* START *

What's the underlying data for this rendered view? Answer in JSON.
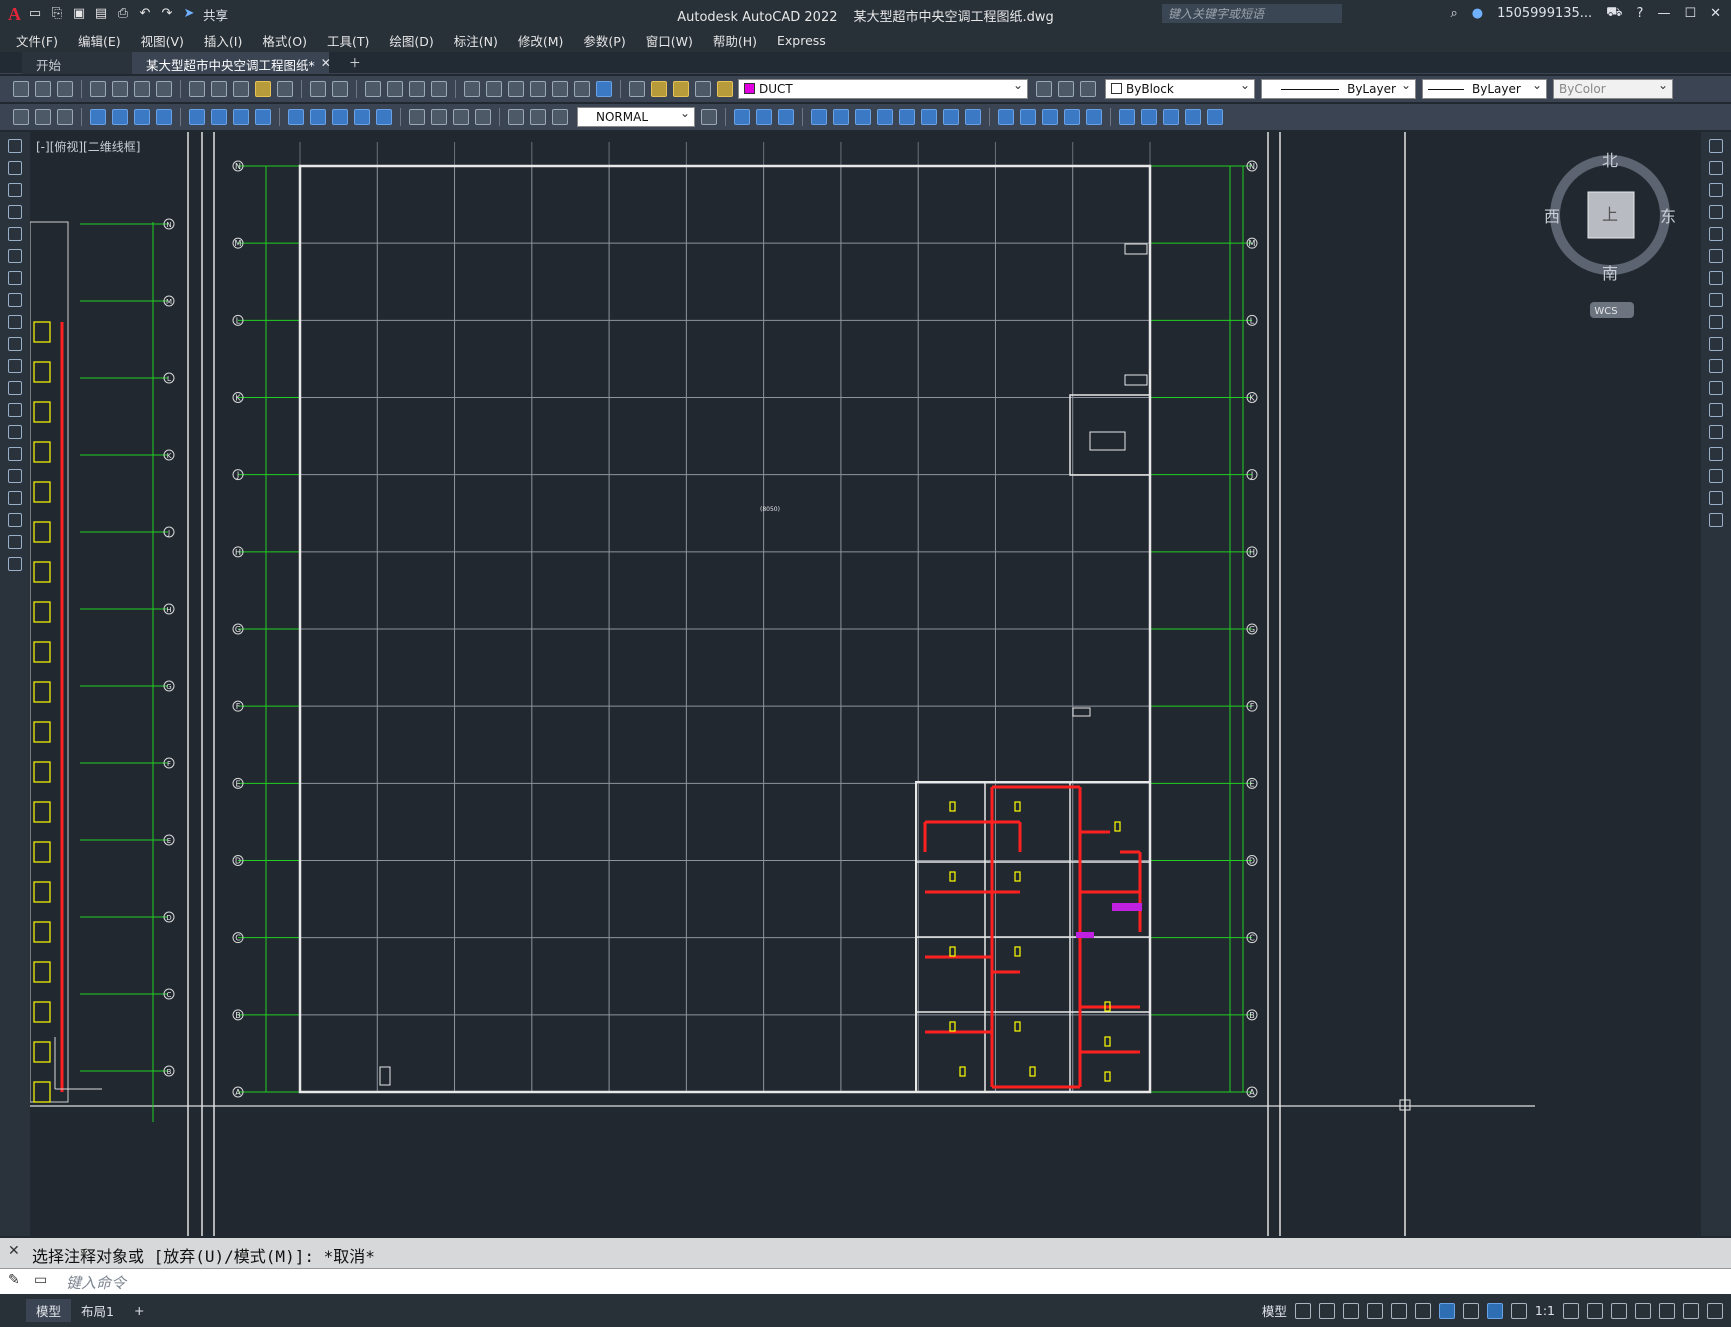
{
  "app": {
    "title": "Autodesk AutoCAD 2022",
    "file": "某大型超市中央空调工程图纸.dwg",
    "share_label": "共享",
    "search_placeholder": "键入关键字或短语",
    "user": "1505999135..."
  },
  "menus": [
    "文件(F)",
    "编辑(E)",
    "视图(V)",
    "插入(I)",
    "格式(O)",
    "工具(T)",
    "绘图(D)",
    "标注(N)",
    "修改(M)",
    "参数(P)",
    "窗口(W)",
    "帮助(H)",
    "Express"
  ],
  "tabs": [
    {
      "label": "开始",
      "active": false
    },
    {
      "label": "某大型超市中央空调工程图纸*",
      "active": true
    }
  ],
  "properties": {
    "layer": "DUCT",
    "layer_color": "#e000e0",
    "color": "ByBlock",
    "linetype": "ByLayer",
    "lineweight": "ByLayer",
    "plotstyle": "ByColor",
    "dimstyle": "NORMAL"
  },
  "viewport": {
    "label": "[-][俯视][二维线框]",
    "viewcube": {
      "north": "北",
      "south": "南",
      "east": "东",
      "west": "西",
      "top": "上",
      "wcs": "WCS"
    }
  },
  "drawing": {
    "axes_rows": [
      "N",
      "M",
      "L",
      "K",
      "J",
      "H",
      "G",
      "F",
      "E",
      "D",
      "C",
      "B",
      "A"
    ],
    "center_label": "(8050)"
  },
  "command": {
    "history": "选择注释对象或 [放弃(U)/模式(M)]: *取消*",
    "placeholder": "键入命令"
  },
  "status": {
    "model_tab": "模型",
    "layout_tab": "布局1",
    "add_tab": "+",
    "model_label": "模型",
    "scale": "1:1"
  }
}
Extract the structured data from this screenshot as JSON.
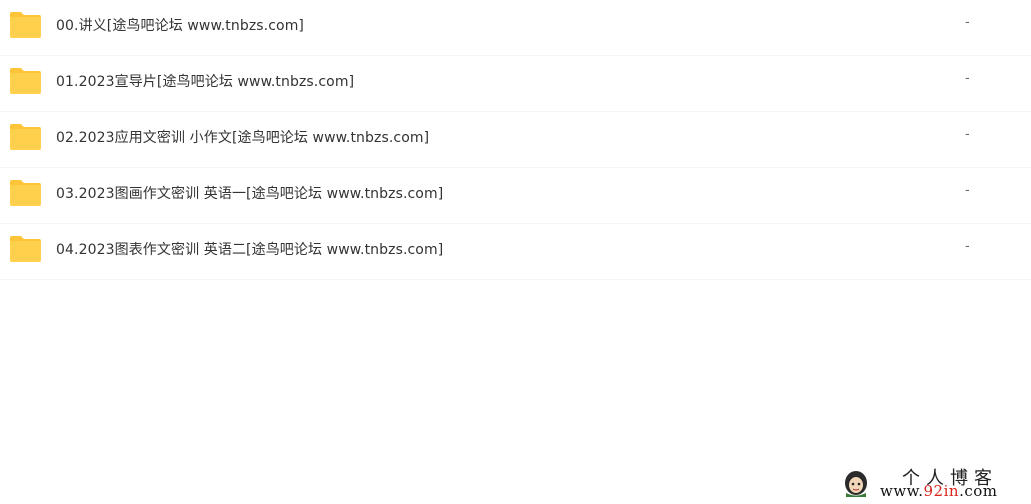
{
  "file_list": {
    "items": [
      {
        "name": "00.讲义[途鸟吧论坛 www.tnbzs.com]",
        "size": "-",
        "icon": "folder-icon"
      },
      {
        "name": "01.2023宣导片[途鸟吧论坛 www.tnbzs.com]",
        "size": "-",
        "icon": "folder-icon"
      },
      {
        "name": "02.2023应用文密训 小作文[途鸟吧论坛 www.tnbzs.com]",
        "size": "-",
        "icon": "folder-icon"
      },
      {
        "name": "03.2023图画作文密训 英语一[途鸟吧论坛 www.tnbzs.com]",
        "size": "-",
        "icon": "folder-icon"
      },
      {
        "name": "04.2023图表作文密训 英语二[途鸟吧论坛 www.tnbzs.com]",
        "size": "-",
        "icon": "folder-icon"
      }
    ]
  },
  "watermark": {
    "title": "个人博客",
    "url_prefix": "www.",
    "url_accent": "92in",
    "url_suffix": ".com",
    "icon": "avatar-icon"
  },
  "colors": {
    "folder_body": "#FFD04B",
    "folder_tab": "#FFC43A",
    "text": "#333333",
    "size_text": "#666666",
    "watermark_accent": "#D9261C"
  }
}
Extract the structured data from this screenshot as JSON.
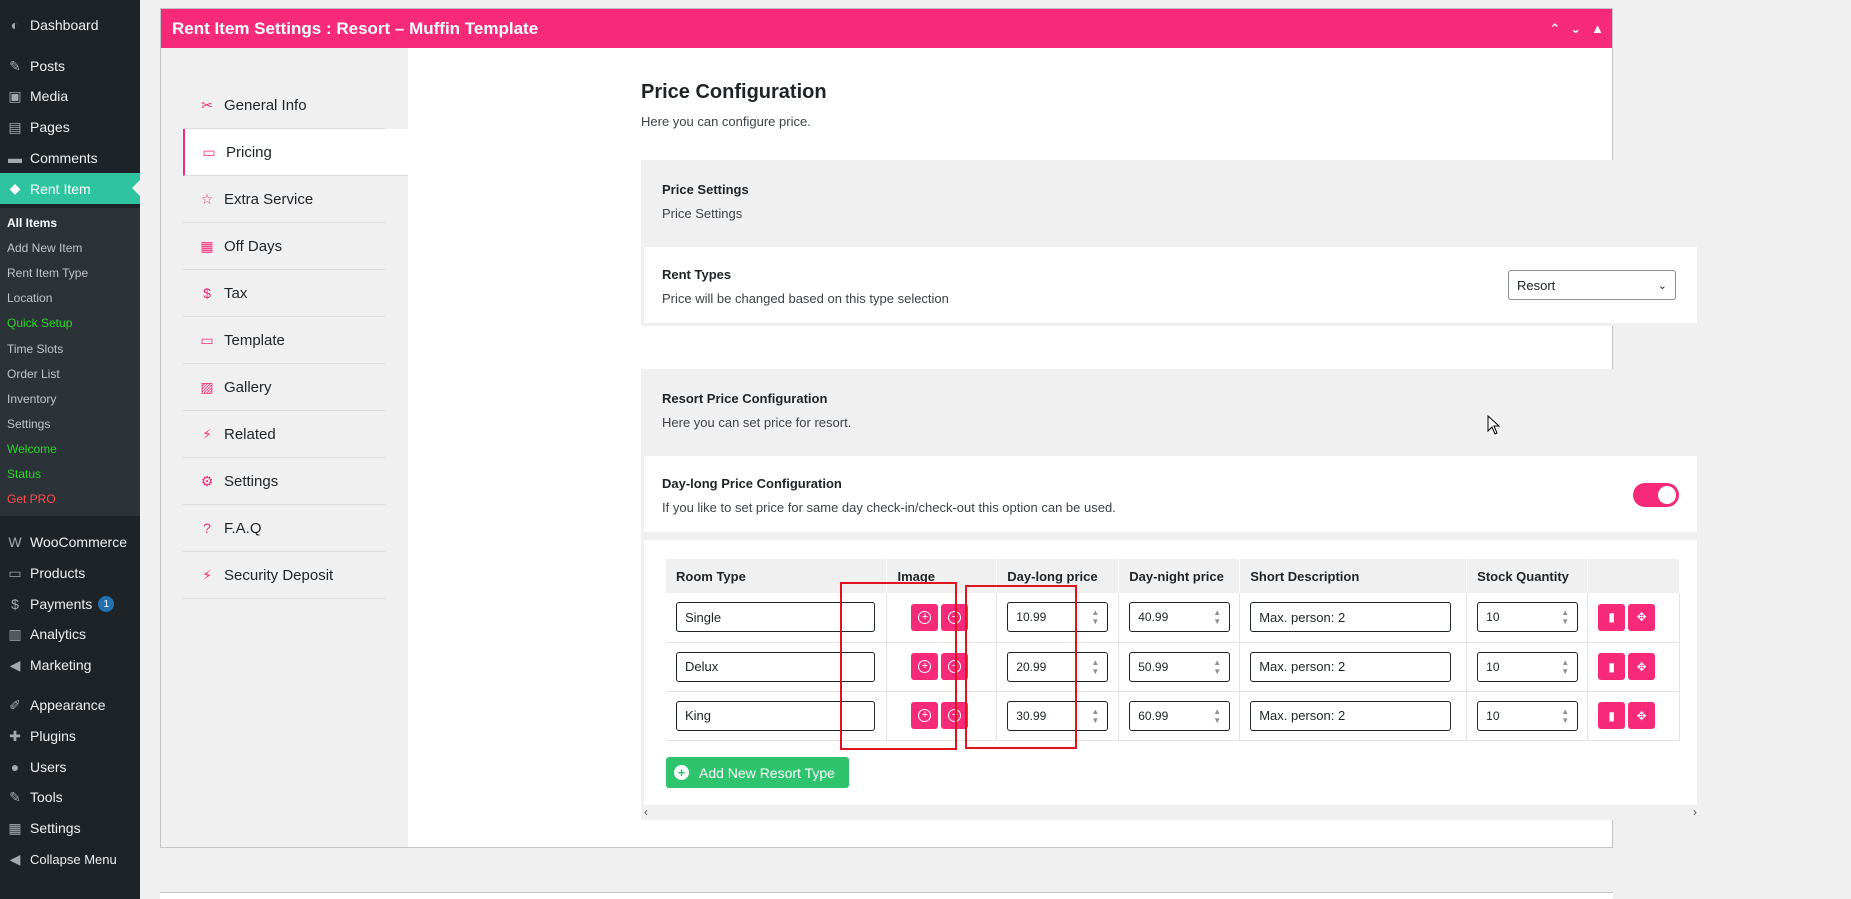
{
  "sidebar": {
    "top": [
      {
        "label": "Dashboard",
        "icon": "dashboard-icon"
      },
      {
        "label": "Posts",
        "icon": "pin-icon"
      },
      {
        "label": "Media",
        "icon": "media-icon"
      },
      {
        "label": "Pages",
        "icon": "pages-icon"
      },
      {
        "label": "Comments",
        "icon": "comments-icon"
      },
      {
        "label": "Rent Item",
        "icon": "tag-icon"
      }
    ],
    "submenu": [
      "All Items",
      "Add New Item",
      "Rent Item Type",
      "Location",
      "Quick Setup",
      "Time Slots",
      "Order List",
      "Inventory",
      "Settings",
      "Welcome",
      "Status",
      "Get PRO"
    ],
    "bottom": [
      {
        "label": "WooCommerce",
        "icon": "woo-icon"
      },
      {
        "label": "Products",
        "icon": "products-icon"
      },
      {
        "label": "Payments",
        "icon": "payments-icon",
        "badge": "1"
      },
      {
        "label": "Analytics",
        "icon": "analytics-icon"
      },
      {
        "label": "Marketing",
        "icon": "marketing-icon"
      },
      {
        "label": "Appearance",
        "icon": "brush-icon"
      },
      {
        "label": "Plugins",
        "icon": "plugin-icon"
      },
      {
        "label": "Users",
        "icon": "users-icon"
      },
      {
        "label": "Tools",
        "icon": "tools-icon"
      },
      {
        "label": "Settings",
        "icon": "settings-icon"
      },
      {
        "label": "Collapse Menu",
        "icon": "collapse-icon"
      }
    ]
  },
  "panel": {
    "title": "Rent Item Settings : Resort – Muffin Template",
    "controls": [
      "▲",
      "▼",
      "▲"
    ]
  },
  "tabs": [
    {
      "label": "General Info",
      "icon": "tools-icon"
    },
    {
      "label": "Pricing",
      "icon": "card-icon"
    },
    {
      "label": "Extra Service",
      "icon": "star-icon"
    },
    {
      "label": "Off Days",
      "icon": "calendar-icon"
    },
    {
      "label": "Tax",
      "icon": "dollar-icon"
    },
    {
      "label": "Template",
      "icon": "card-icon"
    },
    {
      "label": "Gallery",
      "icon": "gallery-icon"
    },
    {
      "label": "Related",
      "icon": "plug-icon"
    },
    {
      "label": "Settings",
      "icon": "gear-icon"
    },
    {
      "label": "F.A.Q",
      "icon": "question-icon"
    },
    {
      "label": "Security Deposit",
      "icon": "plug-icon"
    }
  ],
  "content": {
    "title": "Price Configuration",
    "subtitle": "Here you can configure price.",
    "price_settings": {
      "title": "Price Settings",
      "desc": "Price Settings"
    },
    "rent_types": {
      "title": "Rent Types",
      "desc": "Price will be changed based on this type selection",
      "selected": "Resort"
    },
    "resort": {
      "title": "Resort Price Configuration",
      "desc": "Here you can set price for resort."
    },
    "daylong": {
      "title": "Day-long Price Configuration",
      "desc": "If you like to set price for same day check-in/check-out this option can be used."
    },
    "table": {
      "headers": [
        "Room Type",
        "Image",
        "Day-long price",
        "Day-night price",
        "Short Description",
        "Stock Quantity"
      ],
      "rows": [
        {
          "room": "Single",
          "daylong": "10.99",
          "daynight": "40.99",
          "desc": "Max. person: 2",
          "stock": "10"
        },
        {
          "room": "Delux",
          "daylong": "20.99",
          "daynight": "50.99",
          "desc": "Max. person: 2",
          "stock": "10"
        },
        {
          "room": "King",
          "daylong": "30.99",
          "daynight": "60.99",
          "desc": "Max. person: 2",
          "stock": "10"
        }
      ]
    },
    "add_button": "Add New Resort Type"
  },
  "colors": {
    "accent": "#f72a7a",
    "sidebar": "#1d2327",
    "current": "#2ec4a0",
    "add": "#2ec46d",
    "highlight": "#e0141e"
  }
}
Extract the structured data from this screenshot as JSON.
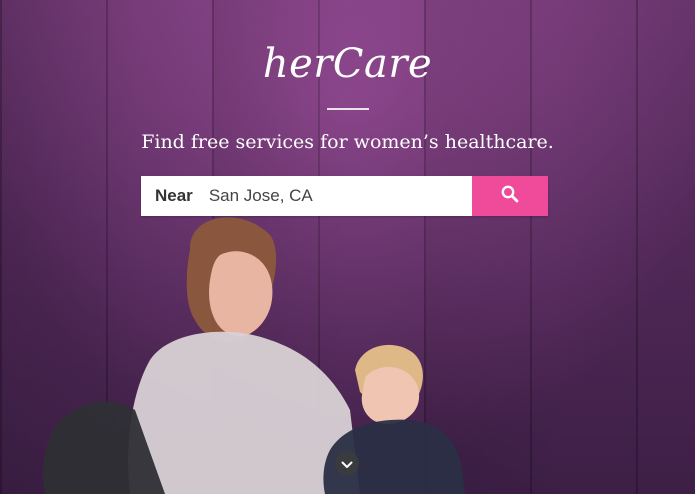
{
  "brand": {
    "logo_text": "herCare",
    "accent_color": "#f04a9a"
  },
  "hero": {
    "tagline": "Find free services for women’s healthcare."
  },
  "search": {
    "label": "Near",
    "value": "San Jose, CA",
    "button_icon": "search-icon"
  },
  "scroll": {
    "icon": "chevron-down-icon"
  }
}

* END *

# Short task:
In the entries above, identify every line with the word "ByLayer". Copy those lines.

# Written response:
    "linetype": "ByLayer",
    "lineweight": "ByLayer",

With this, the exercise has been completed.